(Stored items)

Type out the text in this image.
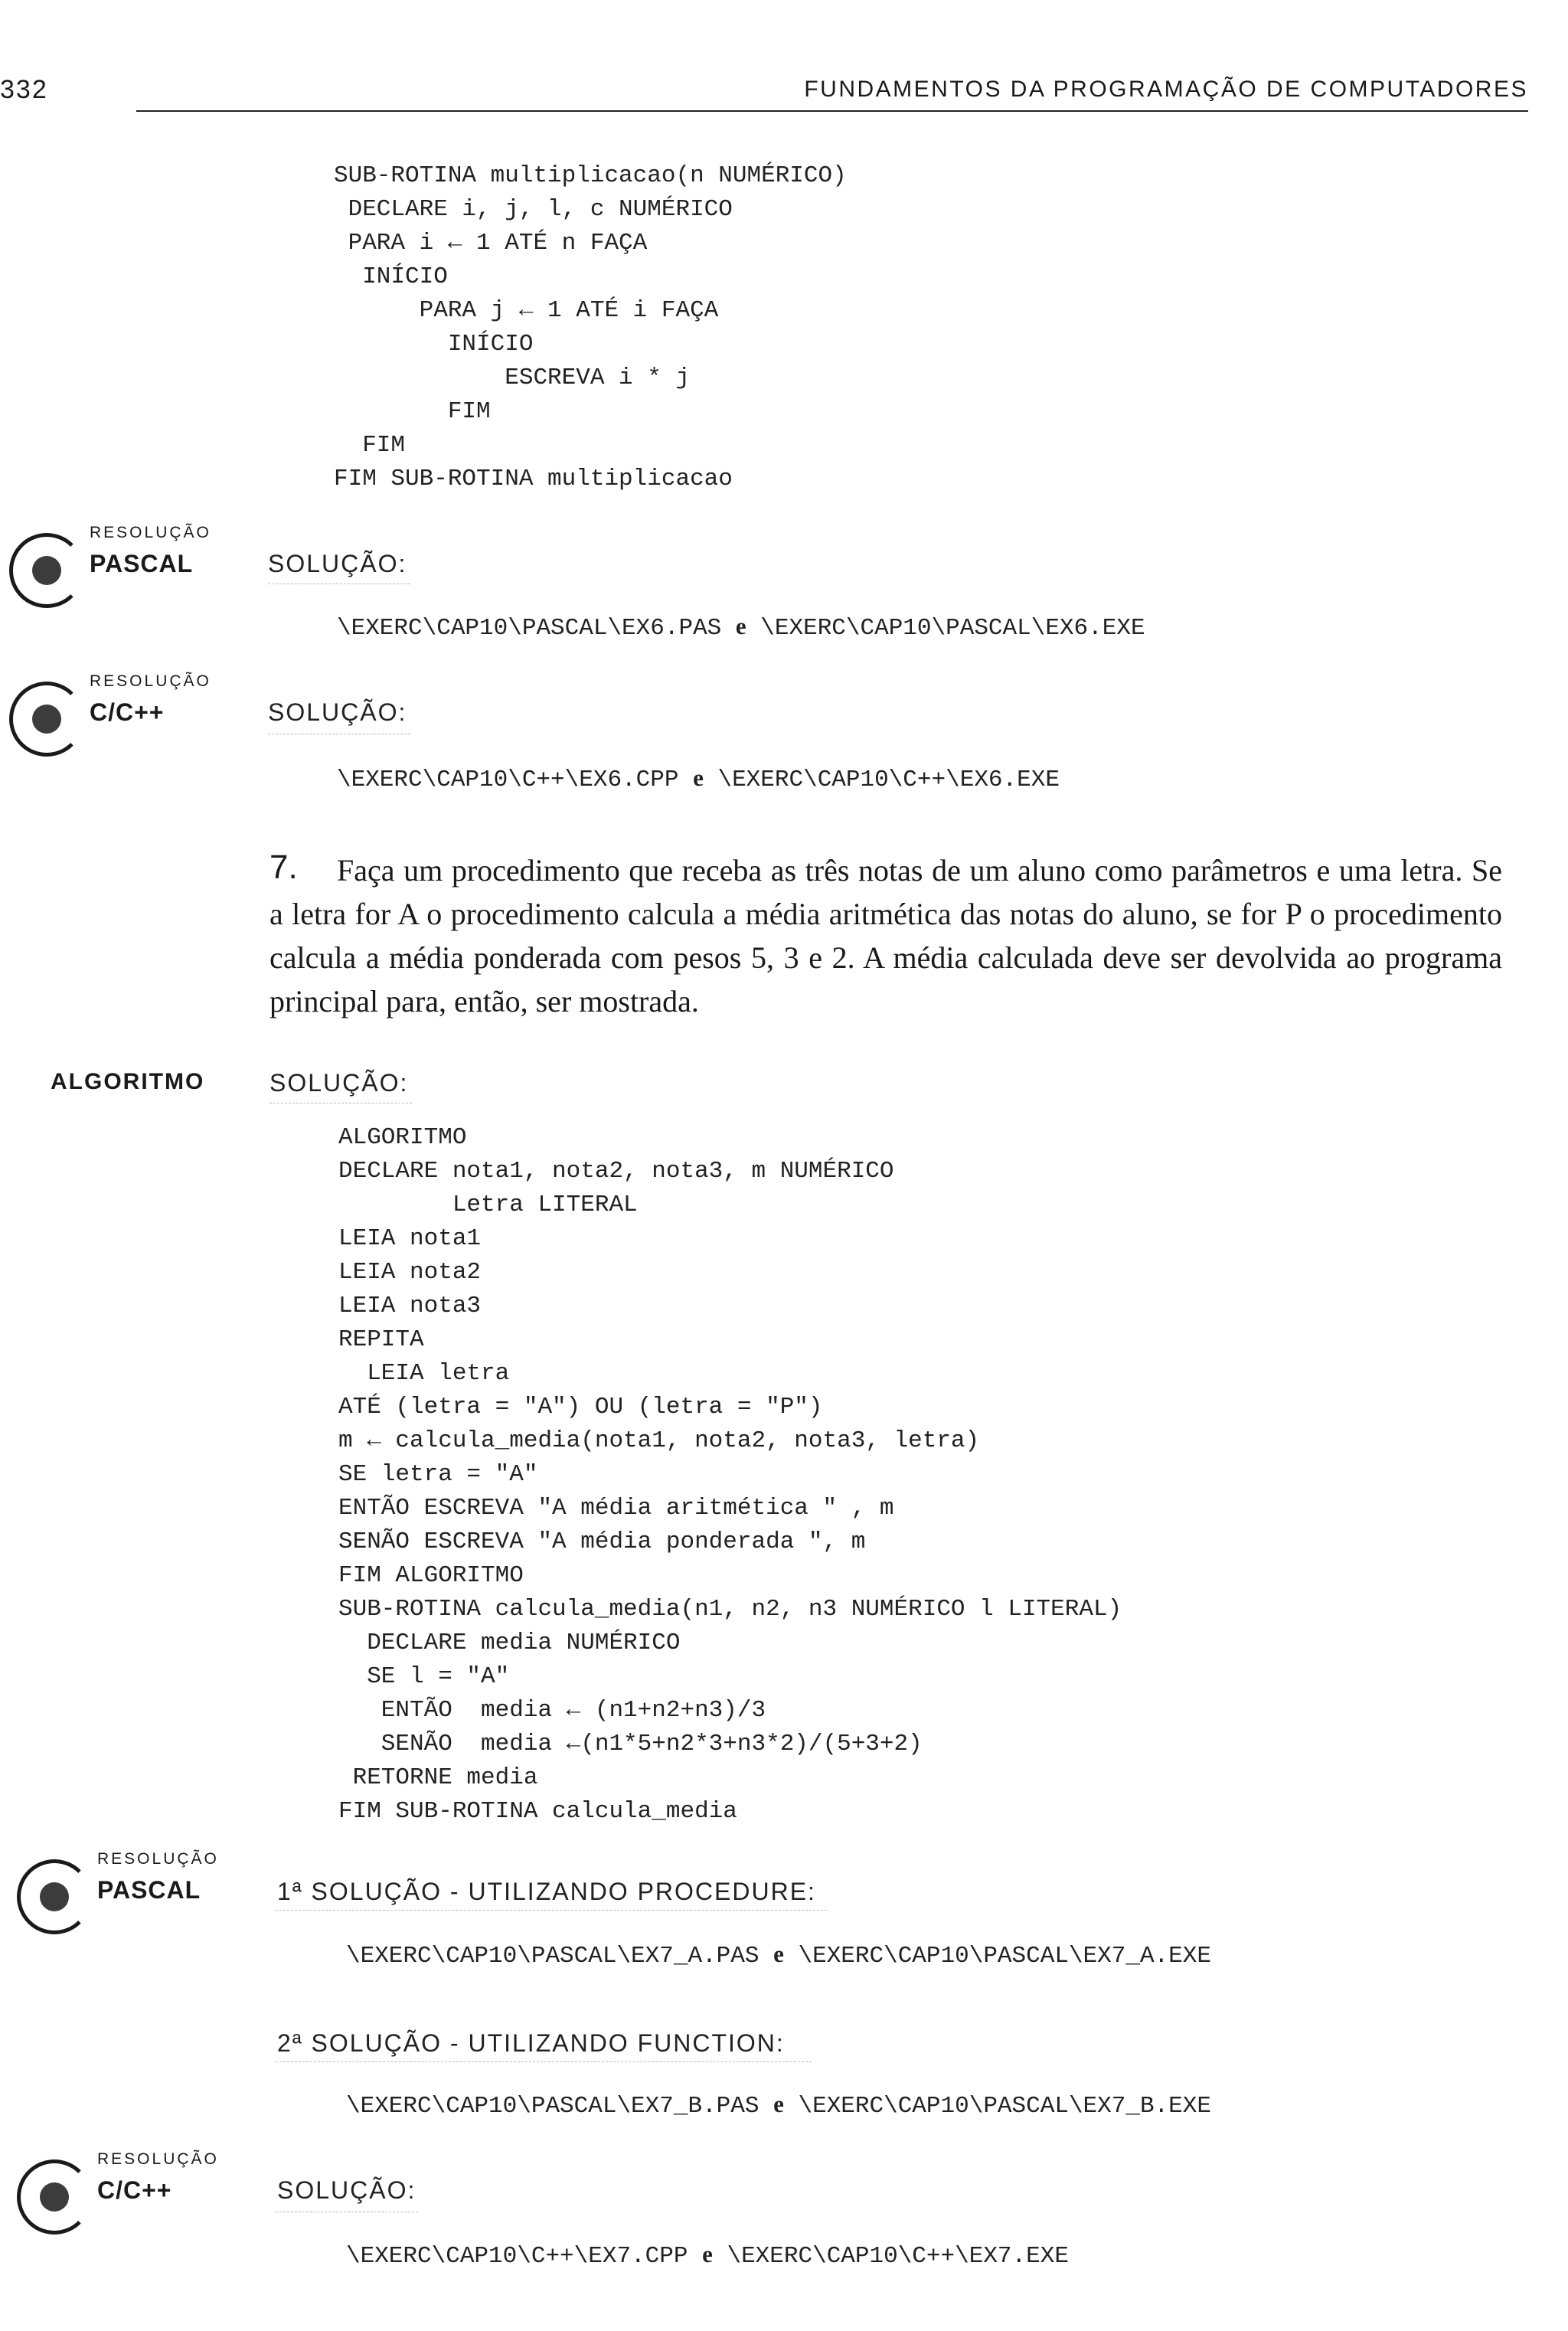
332	FUNDAMENTOS DA PROGRAMAÇÃO DE COMPUTADORES
SUB-ROTINA multiplicacao(n NUMÉRICO)
DECLARE i, j, l, c NUMÉRICO
PARA i ← 1 ATÉ n FAÇA
INÍCIO
PARA j ← 1 ATÉ i FAÇA
INÍCIO
ESCREVA i * j
FIM
FIM
FIM SUB-ROTINA multiplicacao
RESOLUÇÃO
PASCAL	SOLUÇÃO:
\EXERC\CAP10\PASCAL\EX6.PAS e \EXERC\CAP10\PASCAL\EX6.EXE
RESOLUÇÃO
C/C++	SOLUÇÃO:
\EXERC\CAP10\C++\EX6.CPP e \EXERC\CAP10\C++\EX6.EXE

Faça um procedimento que receba as três notas de um aluno como parâmetros e uma letra. Se a letra for A o procedimento calcula a média aritmética das notas do aluno, se for P o procedimento calcula a média ponderada com pesos 5, 3 e 2. A média calculada deve ser devolvida ao programa principal para, então, ser mostrada.

7.
ALGORITMO	SOLUÇÃO:
ALGORITMO
DECLARE nota1, nota2, nota3, m NUMÉRICO
Letra LITERAL
LEIA nota1
LEIA nota2
LEIA nota3
REPITA
LEIA letra
ATÉ (letra = "A") OU (letra = "P")
m ← calcula_media(nota1, nota2, nota3, letra)
SE letra = "A"
ENTÃO ESCREVA "A média aritmética " , m
SENÃO ESCREVA "A média ponderada ", m
FIM ALGORITMO
SUB-ROTINA calcula_media(n1, n2, n3 NUMÉRICO l LITERAL)
DECLARE media NUMÉRICO
SE l = "A"
ENTÃO  media ← (n1+n2+n3)/3
SENÃO  media ←(n1*5+n2*3+n3*2)/(5+3+2)
RETORNE media
FIM SUB-ROTINA calcula_media
RESOLUÇÃO
PASCAL	1ª SOLUÇÃO - UTILIZANDO PROCEDURE:
\EXERC\CAP10\PASCAL\EX7_A.PAS e \EXERC\CAP10\PASCAL\EX7_A.EXE
2ª SOLUÇÃO - UTILIZANDO FUNCTION:
\EXERC\CAP10\PASCAL\EX7_B.PAS e \EXERC\CAP10\PASCAL\EX7_B.EXE
RESOLUÇÃO
C/C++	SOLUÇÃO:
\EXERC\CAP10\C++\EX7.CPP e \EXERC\CAP10\C++\EX7.EXE
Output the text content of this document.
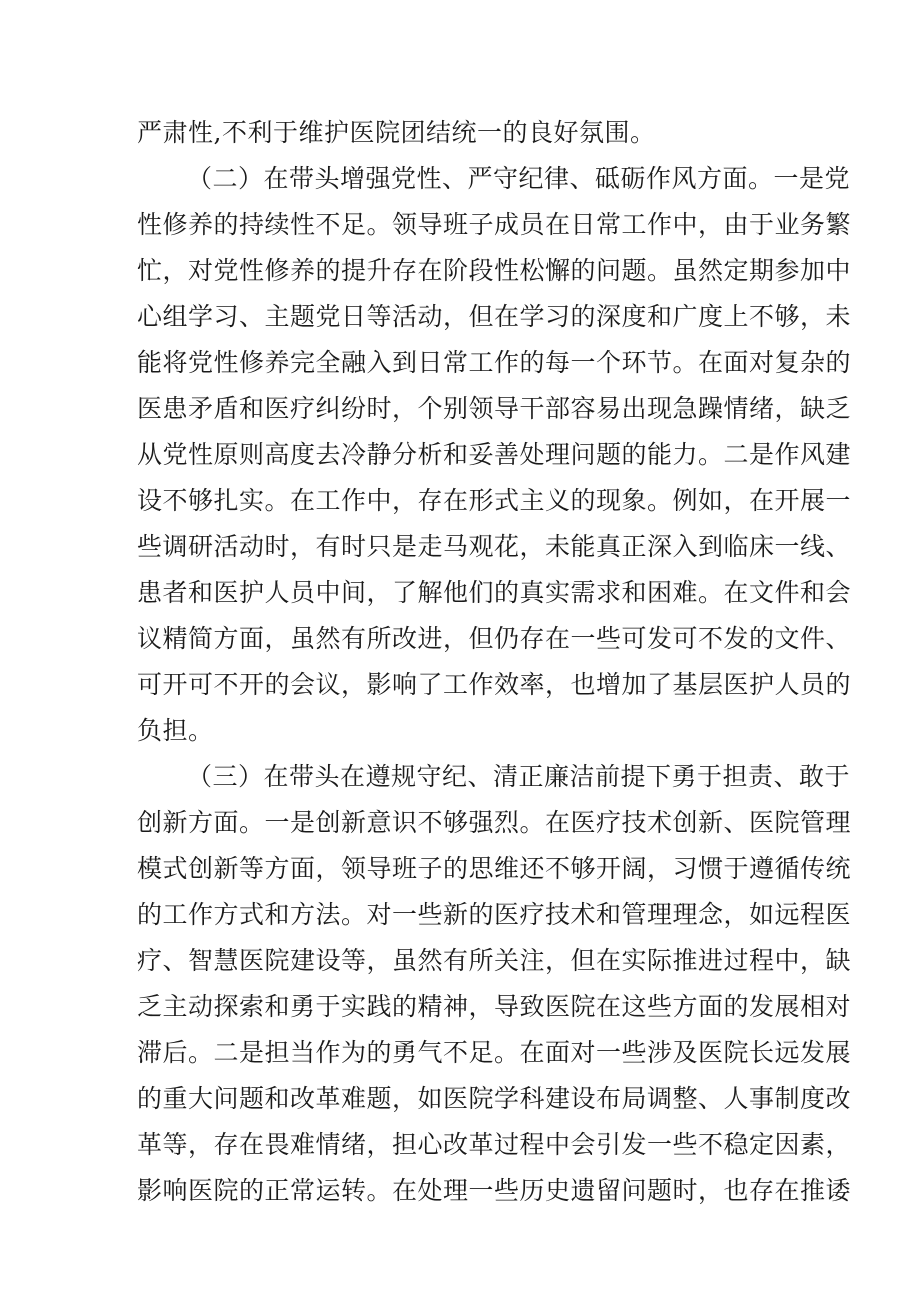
严肃性,不利于维护医院团结统一的良好氛围。
（二）在带头增强党性、严守纪律、砥砺作风方面。一是党
性修养的持续性不足。领导班子成员在日常工作中，由于业务繁
忙，对党性修养的提升存在阶段性松懈的问题。虽然定期参加中
心组学习、主题党日等活动，但在学习的深度和广度上不够，未
能将党性修养完全融入到日常工作的每一个环节。在面对复杂的
医患矛盾和医疗纠纷时，个别领导干部容易出现急躁情绪，缺乏
从党性原则高度去冷静分析和妥善处理问题的能力。二是作风建
设不够扎实。在工作中，存在形式主义的现象。例如，在开展一
些调研活动时，有时只是走马观花，未能真正深入到临床一线、
患者和医护人员中间，了解他们的真实需求和困难。在文件和会
议精简方面，虽然有所改进，但仍存在一些可发可不发的文件、
可开可不开的会议，影响了工作效率，也增加了基层医护人员的
负担。
（三）在带头在遵规守纪、清正廉洁前提下勇于担责、敢于
创新方面。一是创新意识不够强烈。在医疗技术创新、医院管理
模式创新等方面，领导班子的思维还不够开阔，习惯于遵循传统
的工作方式和方法。对一些新的医疗技术和管理理念，如远程医
疗、智慧医院建设等，虽然有所关注，但在实际推进过程中，缺
乏主动探索和勇于实践的精神，导致医院在这些方面的发展相对
滞后。二是担当作为的勇气不足。在面对一些涉及医院长远发展
的重大问题和改革难题，如医院学科建设布局调整、人事制度改
革等，存在畏难情绪，担心改革过程中会引发一些不稳定因素，
影响医院的正常运转。在处理一些历史遗留问题时，也存在推诿
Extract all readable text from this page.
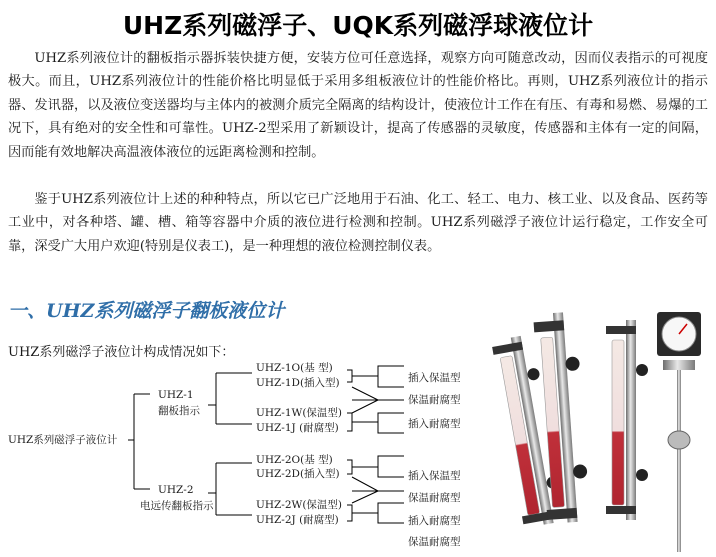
UHZ系列磁浮子、UQK系列磁浮球液位计

UHZ系列液位计的翻板指示器拆装快捷方便，安装方位可任意选择，观察方向可随意改动，因而仪表指示的可视度极大。而且，UHZ系列液位计的性能价格比明显低于采用多组板液位计的性能价格比。再则，UHZ系列液位计的指示器、发讯器，以及液位变送器均与主体内的被测介质完全隔离的结构设计，使液位计工作在有压、有毒和易燃、易爆的工况下，具有绝对的安全性和可靠性。UHZ-2型采用了新颖设计，提高了传感器的灵敏度，传感器和主体有一定的间隔，因而能有效地解决高温液体液位的远距离检测和控制。

鉴于UHZ系列液位计上述的种种特点，所以它已广泛地用于石油、化工、轻工、电力、核工业、以及食品、医药等工业中，对各种塔、罐、槽、箱等容器中介质的液位进行检测和控制。UHZ系列磁浮子液位计运行稳定，工作安全可靠，深受广大用户欢迎(特别是仪表工)，是一种理想的液位检测控制仪表。

一、UHZ系列磁浮子翻板液位计
UHZ系列磁浮子液位计构成情况如下：
UHZ系列磁浮子液位计
UHZ-1
翻板指示
UHZ-2
电远传翻板指示
UHZ-1O(基 型)
UHZ-1D(插入型)
UHZ-1W(保温型)
UHZ-1J (耐腐型)
UHZ-2O(基 型)
UHZ-2D(插入型)
UHZ-2W(保温型)
UHZ-2J (耐腐型)
插入保温型
保温耐腐型
插入耐腐型
插入保温型
保温耐腐型
插入耐腐型
保温耐腐型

* [TASK GOAL] Without including the pictures, reproduce all entries exactly.

* [ANSWER TO THIS PROBLEM]
Type out the text in this image.
332	FUNDAMENTOS DA PROGRAMAÇÃO DE COMPUTADORES
SUB-ROTINA multiplicacao(n NUMÉRICO)
DECLARE i, j, l, c NUMÉRICO
PARA i ← 1 ATÉ n FAÇA
INÍCIO
PARA j ← 1 ATÉ i FAÇA
INÍCIO
ESCREVA i * j
FIM
FIM
FIM SUB-ROTINA multiplicacao
RESOLUÇÃO
PASCAL	SOLUÇÃO:
\EXERC\CAP10\PASCAL\EX6.PAS e \EXERC\CAP10\PASCAL\EX6.EXE
RESOLUÇÃO
C/C++	SOLUÇÃO:
\EXERC\CAP10\C++\EX6.CPP e \EXERC\CAP10\C++\EX6.EXE

Faça um procedimento que receba as três notas de um aluno como parâmetros e uma letra. Se a letra for A o procedimento calcula a média aritmética das notas do aluno, se for P o procedimento calcula a média ponderada com pesos 5, 3 e 2. A média calculada deve ser devolvida ao programa principal para, então, ser mostrada.

7.
ALGORITMO	SOLUÇÃO:
ALGORITMO
DECLARE nota1, nota2, nota3, m NUMÉRICO
Letra LITERAL
LEIA nota1
LEIA nota2
LEIA nota3
REPITA
LEIA letra
ATÉ (letra = "A") OU (letra = "P")
m ← calcula_media(nota1, nota2, nota3, letra)
SE letra = "A"
ENTÃO ESCREVA "A média aritmética " , m
SENÃO ESCREVA "A média ponderada ", m
FIM ALGORITMO
SUB-ROTINA calcula_media(n1, n2, n3 NUMÉRICO l LITERAL)
DECLARE media NUMÉRICO
SE l = "A"
ENTÃO  media ← (n1+n2+n3)/3
SENÃO  media ←(n1*5+n2*3+n3*2)/(5+3+2)
RETORNE media
FIM SUB-ROTINA calcula_media
RESOLUÇÃO
PASCAL	1ª SOLUÇÃO - UTILIZANDO PROCEDURE:
\EXERC\CAP10\PASCAL\EX7_A.PAS e \EXERC\CAP10\PASCAL\EX7_A.EXE
2ª SOLUÇÃO - UTILIZANDO FUNCTION:
\EXERC\CAP10\PASCAL\EX7_B.PAS e \EXERC\CAP10\PASCAL\EX7_B.EXE
RESOLUÇÃO
C/C++	SOLUÇÃO:
\EXERC\CAP10\C++\EX7.CPP e \EXERC\CAP10\C++\EX7.EXE
Output the text content of this document.
严肃性,不利于维护医院团结统一的良好氛围。
（二）在带头增强党性、严守纪律、砥砺作风方面。一是党
性修养的持续性不足。领导班子成员在日常工作中，由于业务繁
忙，对党性修养的提升存在阶段性松懈的问题。虽然定期参加中
心组学习、主题党日等活动，但在学习的深度和广度上不够，未
能将党性修养完全融入到日常工作的每一个环节。在面对复杂的
医患矛盾和医疗纠纷时，个别领导干部容易出现急躁情绪，缺乏
从党性原则高度去冷静分析和妥善处理问题的能力。二是作风建
设不够扎实。在工作中，存在形式主义的现象。例如，在开展一
些调研活动时，有时只是走马观花，未能真正深入到临床一线、
患者和医护人员中间，了解他们的真实需求和困难。在文件和会
议精简方面，虽然有所改进，但仍存在一些可发可不发的文件、
可开可不开的会议，影响了工作效率，也增加了基层医护人员的
负担。
（三）在带头在遵规守纪、清正廉洁前提下勇于担责、敢于
创新方面。一是创新意识不够强烈。在医疗技术创新、医院管理
模式创新等方面，领导班子的思维还不够开阔，习惯于遵循传统
的工作方式和方法。对一些新的医疗技术和管理理念，如远程医
疗、智慧医院建设等，虽然有所关注，但在实际推进过程中，缺
乏主动探索和勇于实践的精神，导致医院在这些方面的发展相对
滞后。二是担当作为的勇气不足。在面对一些涉及医院长远发展
的重大问题和改革难题，如医院学科建设布局调整、人事制度改
革等，存在畏难情绪，担心改革过程中会引发一些不稳定因素，
影响医院的正常运转。在处理一些历史遗留问题时，也存在推诿
Extract all readable text from this page.
UHZ系列磁浮子、UQK系列磁浮球液位计

UHZ系列液位计的翻板指示器拆装快捷方便，安装方位可任意选择，观察方向可随意改动，因而仪表指示的可视度极大。而且，UHZ系列液位计的性能价格比明显低于采用多组板液位计的性能价格比。再则，UHZ系列液位计的指示器、发讯器，以及液位变送器均与主体内的被测介质完全隔离的结构设计，使液位计工作在有压、有毒和易燃、易爆的工况下，具有绝对的安全性和可靠性。UHZ-2型采用了新颖设计，提高了传感器的灵敏度，传感器和主体有一定的间隔，因而能有效地解决高温液体液位的远距离检测和控制。

鉴于UHZ系列液位计上述的种种特点，所以它已广泛地用于石油、化工、轻工、电力、核工业、以及食品、医药等工业中，对各种塔、罐、槽、箱等容器中介质的液位进行检测和控制。UHZ系列磁浮子液位计运行稳定，工作安全可靠，深受广大用户欢迎(特别是仪表工)，是一种理想的液位检测控制仪表。

一、UHZ系列磁浮子翻板液位计
UHZ系列磁浮子液位计构成情况如下：
UHZ系列磁浮子液位计
UHZ-1
翻板指示
UHZ-2
电远传翻板指示
UHZ-1O(基 型)
UHZ-1D(插入型)
UHZ-1W(保温型)
UHZ-1J (耐腐型)
UHZ-2O(基 型)
UHZ-2D(插入型)
UHZ-2W(保温型)
UHZ-2J (耐腐型)
插入保温型
保温耐腐型
插入耐腐型
插入保温型
保温耐腐型
插入耐腐型
保温耐腐型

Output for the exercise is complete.